[Extracted data entries]
>>>

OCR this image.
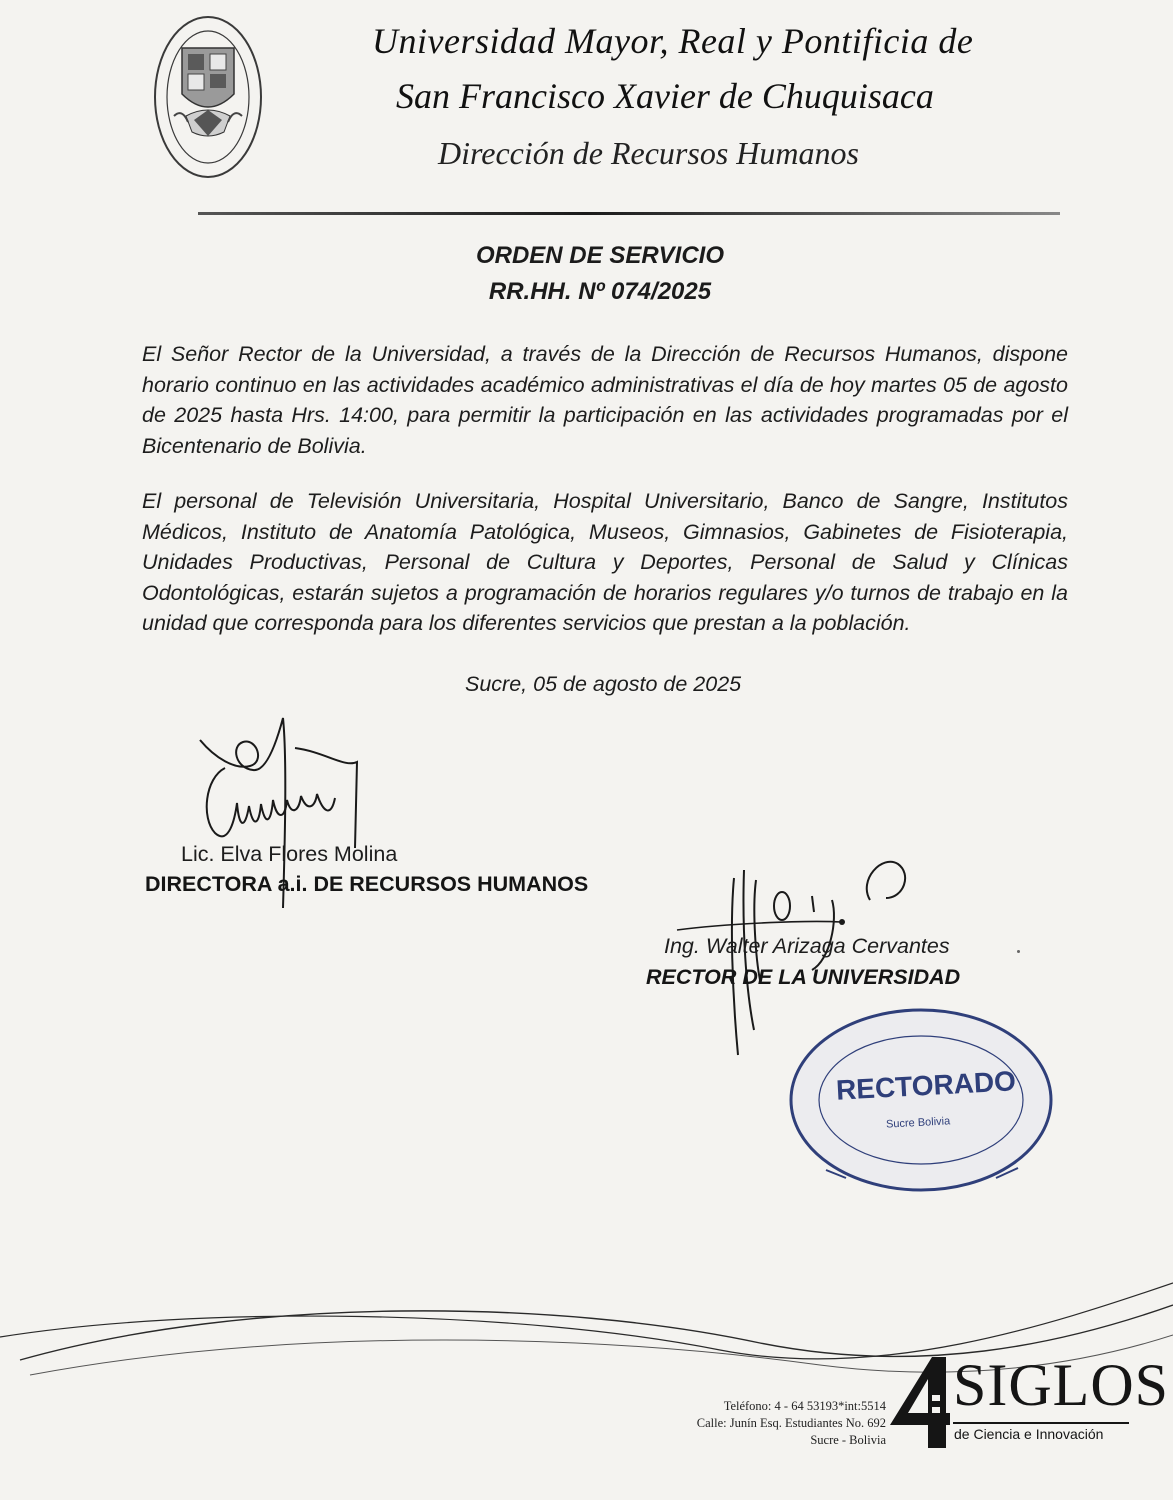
Universidad Mayor, Real y Pontificia de
San Francisco Xavier de Chuquisaca
Dirección de Recursos Humanos
ORDEN DE SERVICIO
RR.HH. Nº 074/2025
El Señor Rector de la Universidad, a través de la Dirección de Recursos Humanos, dispone horario continuo en las actividades académico administrativas el día de hoy martes 05 de agosto de 2025 hasta Hrs. 14:00, para permitir la participación en las actividades programadas por el Bicentenario de Bolivia.
El personal de Televisión Universitaria, Hospital Universitario, Banco de Sangre, Institutos Médicos, Instituto de Anatomía Patológica, Museos, Gimnasios, Gabinetes de Fisioterapia, Unidades Productivas, Personal de Cultura y Deportes, Personal de Salud y Clínicas Odontológicas, estarán sujetos a programación de horarios regulares y/o turnos de trabajo en la unidad que corresponda para los diferentes servicios que prestan a la población.
Sucre, 05 de agosto de 2025
Lic. Elva Flores Molina
DIRECTORA a.i. DE RECURSOS HUMANOS
Ing. Walter Arizaga Cervantes
RECTOR DE LA UNIVERSIDAD
RECTORADO
Sucre Bolivia
Teléfono: 4 - 64 53193*int:5514
Calle: Junín Esq. Estudiantes No. 692
Sucre - Bolivia
SIGLOS
de Ciencia e Innovación
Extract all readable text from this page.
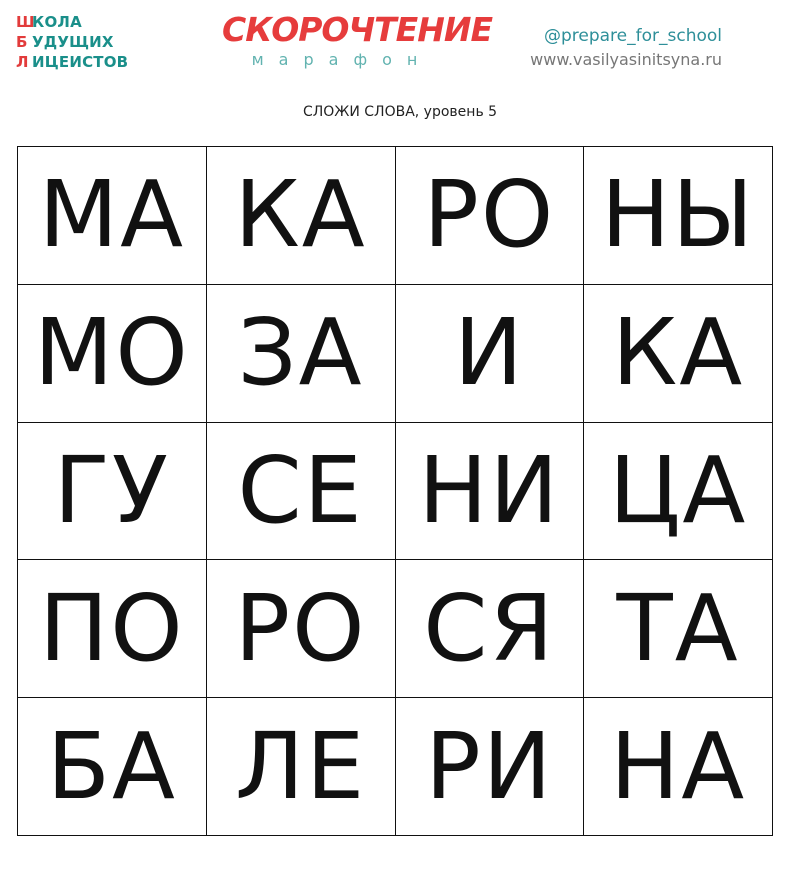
ШКОЛА
Б УДУЩИХ
Л ИЦЕИСТОВ
СКОРОЧТЕНИЕ
марафон
@prepare_for_school
www.vasilyasinitsyna.ru
СЛОЖИ СЛОВА, уровень 5
МА КА РО НЫ
МО ЗА И КА
ГУ СЕ НИ ЦА
ПО РО СЯ ТА
БА ЛЕ РИ НА
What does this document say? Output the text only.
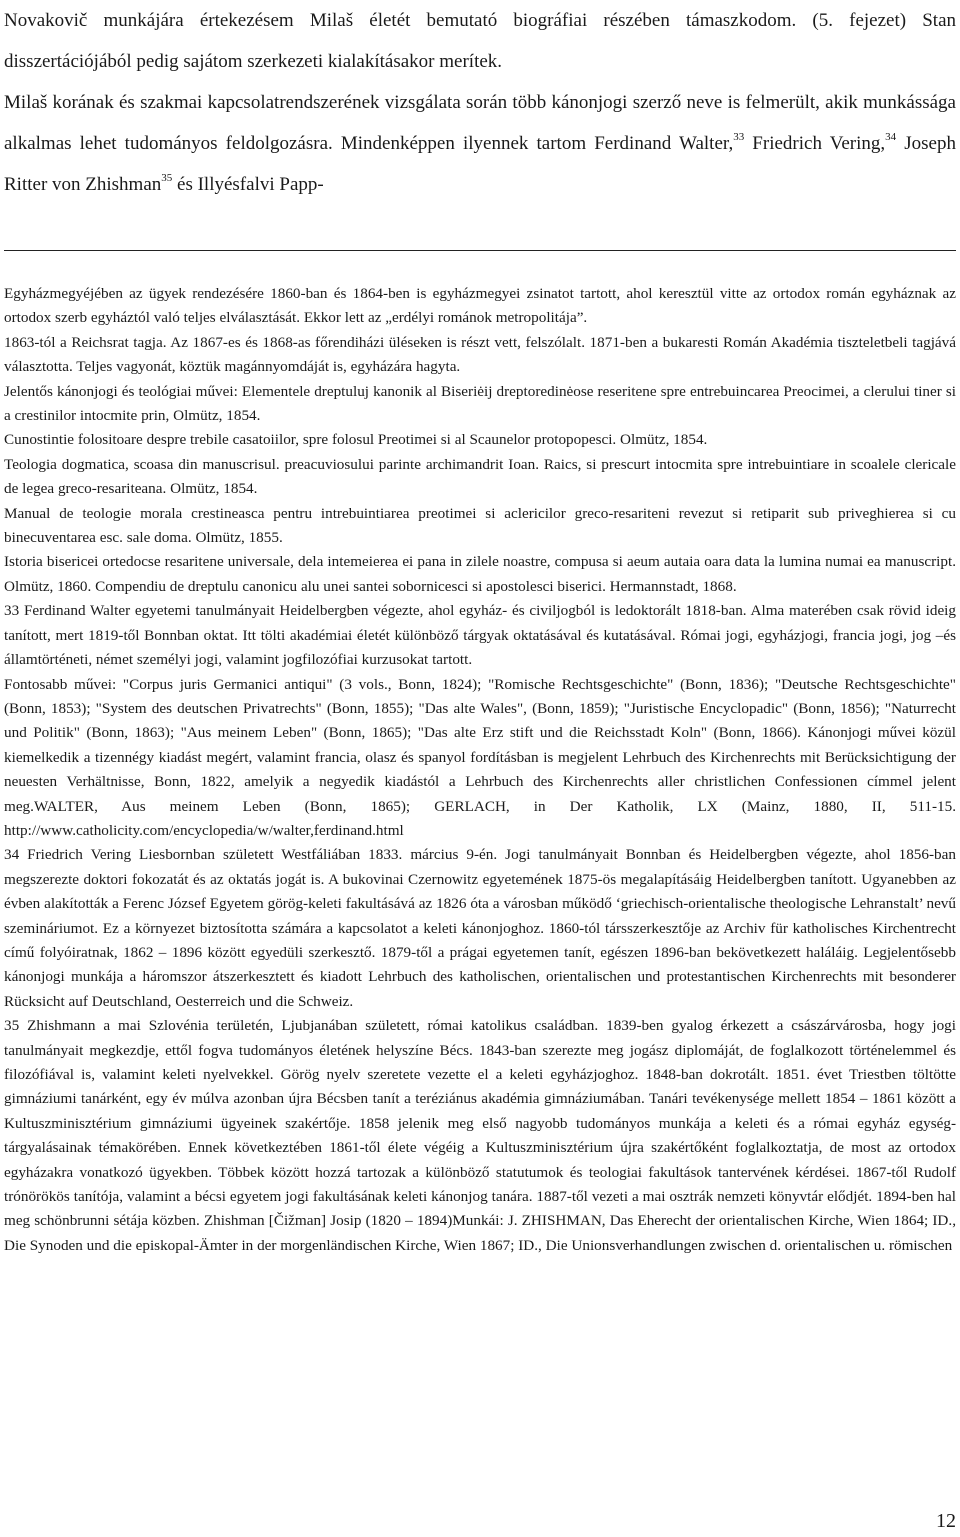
Novakovič munkájára értekezésem Milaš életét bemutató biográfiai részében támaszkodom. (5. fejezet) Stan disszertációjából pedig sajátom szerkezeti kialakításakor merítek.

Milaš korának és szakmai kapcsolatrendszerének vizsgálata során több kánonjogi szerző neve is felmerült, akik munkássága alkalmas lehet tudományos feldolgozásra. Mindenképpen ilyennek tartom Ferdinand Walter,$^{33}$ Friedrich Vering,$^{34}$ Joseph Ritter von Zhishman$^{35}$ és Illyésfalvi Papp-

Egyházmegyéjében az ügyek rendezésére 1860-ban és 1864-ben is egyházmegyei zsinatot tartott, ahol keresztül vitte az ortodox román egyháznak az ortodox szerb egyháztól való teljes elválasztását. Ekkor lett az „erdélyi románok metropolitája”.

1863-tól a Reichsrat tagja. Az 1867-es és 1868-as főrendiházi üléseken is részt vett, felszólalt. 1871-ben a bukaresti Román Akadémia tiszteletbeli tagjává választotta. Teljes vagyonát, köztük magánnyomdáját is, egyházára hagyta.

Jelentős kánonjogi és teológiai művei: Elementele dreptuluj kanonik al Biseriėij dreptoredinėose reseritene spre entrebuincarea Preocimei, a clerului tiner si a crestinilor intocmite prin, Olmütz, 1854.

Cunostintie folositoare despre trebile casatoiilor, spre folosul Preotimei si al Scaunelor protopopesci. Olmütz, 1854.

Teologia dogmatica, scoasa din manuscrisul. preacuviosului parinte archimandrit Ioan. Raics, si prescurt intocmita spre intrebuintiare in scoalele clericale de legea greco-resariteana. Olmütz, 1854.

Manual de teologie morala crestineasca pentru intrebuintiarea preotimei si aclericilor greco-resariteni revezut si retiparit sub priveghierea si cu binecuventarea esc. sale doma. Olmütz, 1855.

Istoria bisericei ortedocse resaritene universale, dela intemeierea ei pana in zilele noastre, compusa si aeum autaia oara data la lumina numai ea manuscript. Olmütz, 1860. Compendiu de dreptulu canonicu alu unei santei sobornicesci si apostolesci biserici. Hermannstadt, 1868.

33 Ferdinand Walter egyetemi tanulmányait Heidelbergben végezte, ahol egyház- és civiljogból is ledoktorált 1818-ban. Alma materében csak rövid ideig tanított, mert 1819-től Bonnban oktat. Itt tölti akadémiai életét különböző tárgyak oktatásával és kutatásával. Római jogi, egyházjogi, francia jogi, jog –és államtörténeti, német személyi jogi, valamint jogfilozófiai kurzusokat tartott.

Fontosabb művei: "Corpus juris Germanici antiqui" (3 vols., Bonn, 1824); "Romische Rechtsgeschichte" (Bonn, 1836); "Deutsche Rechtsgeschichte" (Bonn, 1853); "System des deutschen Privatrechts" (Bonn, 1855); "Das alte Wales", (Bonn, 1859); "Juristische Encyclopadic" (Bonn, 1856); "Naturrecht und Politik" (Bonn, 1863); "Aus meinem Leben" (Bonn, 1865); "Das alte Erz stift und die Reichsstadt Koln" (Bonn, 1866). Kánonjogi művei közül kiemelkedik a tizennégy kiadást megért, valamint francia, olasz és spanyol fordításban is megjelent Lehrbuch des Kirchenrechts mit Berücksichtigung der neuesten Verhältnisse, Bonn, 1822, amelyik a negyedik kiadástól a Lehrbuch des Kirchenrechts aller christlichen Confessionen címmel jelent meg.WALTER, Aus meinem Leben (Bonn, 1865); GERLACH, in Der Katholik, LX (Mainz, 1880, II, 511-15. http://www.catholicity.com/encyclopedia/w/walter,ferdinand.html

34 Friedrich Vering Liesbornban született Westfáliában 1833. március 9-én. Jogi tanulmányait Bonnban és Heidelbergben végezte, ahol 1856-ban megszerezte doktori fokozatát és az oktatás jogát is. A bukovinai Czernowitz egyetemének 1875-ös megalapításáig Heidelbergben tanított. Ugyanebben az évben alakították a Ferenc József Egyetem görög-keleti fakultásává az 1826 óta a városban működő ‘griechisch-orientalische theologische Lehranstalt’ nevű szemináriumot. Ez a környezet biztosította számára a kapcsolatot a keleti kánonjoghoz. 1860-tól társszerkesztője az Archiv für katholisches Kirchentrecht című folyóiratnak, 1862 – 1896 között egyedüli szerkesztő. 1879-től a prágai egyetemen tanít, egészen 1896-ban bekövetkezett haláláig. Legjelentősebb kánonjogi munkája a háromszor átszerkesztett és kiadott Lehrbuch des katholischen, orientalischen und protestantischen Kirchenrechts mit besonderer Rücksicht auf Deutschland, Oesterreich und die Schweiz.

35 Zhishmann a mai Szlovénia területén, Ljubjanában született, római katolikus családban. 1839-ben gyalog érkezett a császárvárosba, hogy jogi tanulmányait megkezdje, ettől fogva tudományos életének helyszíne Bécs. 1843-ban szerezte meg jogász diplomáját, de foglalkozott történelemmel és filozófiával is, valamint keleti nyelvekkel. Görög nyelv szeretete vezette el a keleti egyházjoghoz. 1848-ban dokrotált. 1851. évet Triestben töltötte gimnáziumi tanárként, egy év múlva azonban újra Bécsben tanít a teréziánus akadémia gimnáziumában. Tanári tevékenysége mellett 1854 – 1861 között a Kultuszminisztérium gimnáziumi ügyeinek szakértője. 1858 jelenik meg első nagyobb tudományos munkája a keleti és a római egyház egység-tárgyalásainak témakörében. Ennek következtében 1861-től élete végéig a Kultuszminisztérium újra szakértőként foglalkoztatja, de most az ortodox egyházakra vonatkozó ügyekben. Többek között hozzá tartozak a különböző statutumok és teologiai fakultások tantervének kérdései. 1867-től Rudolf trónörökös tanítója, valamint a bécsi egyetem jogi fakultásának keleti kánonjog tanára. 1887-től vezeti a mai osztrák nemzeti könyvtár elődjét. 1894-ben hal meg schönbrunni sétája közben. Zhishman [Čižman] Josip (1820 – 1894)Munkái: J. ZHISHMAN, Das Eherecht der orientalischen Kirche, Wien 1864; ID., Die Synoden und die episkopal-Ämter in der morgenländischen Kirche, Wien 1867; ID., Die Unionsverhandlungen zwischen d. orientalischen u. römischen

12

<<<

* Stated problem *
Compute how many lines include the string "para", then give that number by itself.

* Solution for this task *
2